Big Data Architecture: Detailed Overview

[ad_1]

As a company with deep expertise and a long-standing track record in Big Data solutions, we are eager to shed some light on its architecture. Although it seems complicated, Big Data architecture in practice has crystal-clear logic and is vital for businesses to leverage their data to the fullest and make informed decisions.

Lots of promising companies across the globe adopt the Big Data approach to process vast volumes of structured and unstructured data and produce accurate results that prove effective in a context of continuous growth. For instance, PepsiCo has used big data analytics to attract the most valuable customers. Working with target clients provided an 80% increase in sales in the first 12 weeks after the product launch.

To see how data flows through its systems and ensure that it’s managed properly and meets business needs for information, we need well-structured Big Data architecture. Data architecture is one of the domains of enterprise architecture, connecting business strategy and technical implementation. If it’s well-structured, it allows companies to:

Transform unstructured data for analysis and compiling reports;
Record, process and analyze unconnected streams in real-time or with low latency;
Conduct more accurate analysis, make informed decisions, and reduce costs.

In practical terms, Big Data architecture can be seen as a model for data collection, storage, processing, and transformation for subsequent analysis or visualization. The choice of an architectural model depends on the basic purpose of the information system and the context of its application, including the levels of processes and IT maturity, as well as the technologies currently available.

The most known paradigms are ETL (Extract, Transform, Load) and ELT (Extract, Load Transform) in conjunction with data lake, lakehouse, and data warehouse approaches.

There are a number of Big Data architecture components or layers. The key layers include data ingestion, storage, processing, analytics, and application, from the bottom to the top. Let’s take a closer look at these Big Data components to understand what architectural models consist of.

Components of Big Data architecture — *Image by author,* inspired by the source

Data sources, as the name suggests, are the sources of data for systems based on Big Data architecture. These sources include software and hardware capable of collecting and storing data. The variety of data collection methods depends directly on the source.

The most common data sources are:

Relational databases (Oracle, PostgreSQL., etc.)
NoSQL solutions (Document, Key/Value, Graph databases)
Time-series databases (TimescaleDB, InfluxDB)
File systems such as cloud storages, FTP/NFS/SMB storages
Distributed files systems (HDFS, AWS EFS, etc.)
Search engines (Elastic Search)
Message queues (RabbitMQ, Kafka, Redis)
Enterprise systems accessed via API
Legacy enterprise systems like mainframes

Each data source can hold one or more types of data:

Structured data is data arranged around a predefined schema (various databases, existing archives, enterprise internal systems, etc.)
Unstructured data is data not structured according to a predefined data model (GPS, audio and video files, text files, etc.)
Semi-structured data refers to data that doesn’t conform to the structure of a data model but still has definite classifying characteristics (internal system event logs, network services, XML, etc.)

As described above, data can be stored initially in any external system as a data source for a Big Data architecture platform. In addition, data can already exist in any data source or can be generated in real time.

The first step is to extract data from an external system or a data source and ingest it into a Big Data architecture platform for subsequent processing. It practically means the following:

Collect data from an external data source using pull or push approach
The pull approach is when your Big Data platform retrieves bulk data or individual records from an external data source. Data is usually collected in batches if the external data source supports it. In this case the system can control better the amount and throughout of ingested data per unit of time.

Challenges:
[a] In the Big Data architecture overview, what did working with target clients bring PepsiCo in the first 12 weeks after the product launch?
[b] Reproduce the passage of the Big Data architecture overview from "Message queues (RabbitMQ, Kafka, Redis)" to "in real time.".
Work only from the Big Data architecture overview.

Element and region listings:
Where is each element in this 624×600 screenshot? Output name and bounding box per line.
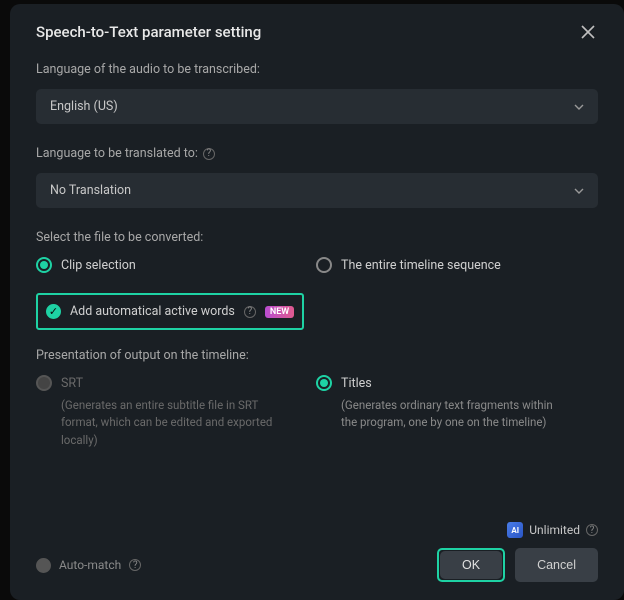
help-icon[interactable]: ? [586, 524, 598, 536]
radio-icon [316, 257, 332, 273]
transcribe-language-dropdown[interactable]: English (US) [36, 89, 598, 124]
ai-icon: AI [507, 522, 523, 538]
radio-titles[interactable]: Titles (Generates ordinary text fragment… [316, 375, 596, 449]
ok-button[interactable]: OK [440, 551, 502, 579]
new-badge: NEW [265, 306, 294, 318]
chevron-down-icon [574, 186, 584, 196]
chevron-down-icon [574, 102, 584, 112]
help-icon[interactable]: ? [203, 148, 215, 160]
radio-entire-timeline[interactable]: The entire timeline sequence [316, 257, 596, 273]
transcribe-label: Language of the audio to be transcribed: [36, 62, 598, 77]
help-icon[interactable]: ? [129, 559, 141, 571]
transcribe-value: English (US) [50, 99, 118, 114]
radio-icon [36, 375, 52, 391]
automatch-checkbox[interactable]: Auto-match ? [36, 558, 141, 573]
radio-clip-selection[interactable]: Clip selection [36, 257, 316, 273]
translate-label: Language to be translated to: ? [36, 146, 598, 161]
ok-button-highlight: OK [437, 548, 505, 582]
checkbox-icon: ✓ [46, 304, 61, 319]
modal-header: Speech-to-Text parameter setting [36, 22, 598, 42]
radio-icon [36, 257, 52, 273]
cancel-button[interactable]: Cancel [515, 548, 598, 582]
titles-description: (Generates ordinary text fragments withi… [316, 397, 566, 432]
close-icon [581, 25, 595, 39]
active-words-checkbox[interactable]: ✓ Add automatical active words ? NEW [36, 293, 304, 330]
button-row: OK Cancel [437, 548, 598, 582]
presentation-label: Presentation of output on the timeline: [36, 348, 598, 363]
translate-value: No Translation [50, 183, 131, 198]
file-select-label: Select the file to be converted: [36, 230, 598, 245]
file-select-radio-group: Clip selection The entire timeline seque… [36, 257, 598, 273]
radio-icon [316, 375, 332, 391]
stt-settings-modal: Speech-to-Text parameter setting Languag… [10, 4, 624, 600]
checkbox-icon [36, 558, 51, 573]
srt-description: (Generates an entire subtitle file in SR… [36, 397, 286, 449]
radio-srt[interactable]: SRT (Generates an entire subtitle file i… [36, 375, 316, 449]
help-icon[interactable]: ? [244, 306, 256, 318]
close-button[interactable] [578, 22, 598, 42]
modal-footer: AI Unlimited ? Auto-match ? OK Cancel [36, 522, 598, 582]
modal-title: Speech-to-Text parameter setting [36, 23, 261, 41]
presentation-radio-group: SRT (Generates an entire subtitle file i… [36, 375, 598, 449]
unlimited-status: AI Unlimited ? [36, 522, 598, 538]
translate-language-dropdown[interactable]: No Translation [36, 173, 598, 208]
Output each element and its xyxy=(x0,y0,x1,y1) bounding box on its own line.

Answers for this exercise:
[a] An 80% increase in sales.

[b]
Message queues (RabbitMQ, Kafka, Redis)
Enterprise systems accessed via API
Legacy enterprise systems like mainframes

Each data source can hold one or more types of data:

Structured data is data arranged around a predefined schema (various databases, existing archives, enterprise internal systems, etc.)
Unstructured data is data not structured according to a predefined data model (GPS, audio and video files, text files, etc.)
Semi-structured data refers to data that doesn’t conform to the structure of a data model but still has definite classifying characteristics (internal system event logs, network services, XML, etc.)

As described above, data can be stored initially in any external system as a data source for a Big Data architecture platform. In addition, data can already exist in any data source or can be generated in real time.